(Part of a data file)
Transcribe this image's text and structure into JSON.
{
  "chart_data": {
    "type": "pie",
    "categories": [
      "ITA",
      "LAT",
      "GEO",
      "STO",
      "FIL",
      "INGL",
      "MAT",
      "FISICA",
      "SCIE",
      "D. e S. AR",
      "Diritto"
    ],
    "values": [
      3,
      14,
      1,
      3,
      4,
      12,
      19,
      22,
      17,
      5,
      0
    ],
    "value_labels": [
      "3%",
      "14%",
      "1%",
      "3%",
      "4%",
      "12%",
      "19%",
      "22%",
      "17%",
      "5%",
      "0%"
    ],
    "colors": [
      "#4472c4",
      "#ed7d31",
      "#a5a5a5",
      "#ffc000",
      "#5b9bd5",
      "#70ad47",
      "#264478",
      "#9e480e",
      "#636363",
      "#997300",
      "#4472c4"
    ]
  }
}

Stated exercise: Every record above should be copied exactly.

Full answer:
Transcribe this image's text and structure into JSON.
{
  "chart_data": {
    "type": "pie",
    "categories": [
      "ITA",
      "LAT",
      "GEO",
      "STO",
      "FIL",
      "INGL",
      "MAT",
      "FISICA",
      "SCIE",
      "D. e S. AR",
      "Diritto"
    ],
    "values": [
      3,
      14,
      1,
      3,
      4,
      12,
      19,
      22,
      17,
      5,
      0
    ],
    "value_labels": [
      "3%",
      "14%",
      "1%",
      "3%",
      "4%",
      "12%",
      "19%",
      "22%",
      "17%",
      "5%",
      "0%"
    ],
    "colors": [
      "#4472c4",
      "#ed7d31",
      "#a5a5a5",
      "#ffc000",
      "#5b9bd5",
      "#70ad47",
      "#264478",
      "#9e480e",
      "#636363",
      "#997300",
      "#4472c4"
    ]
  }
}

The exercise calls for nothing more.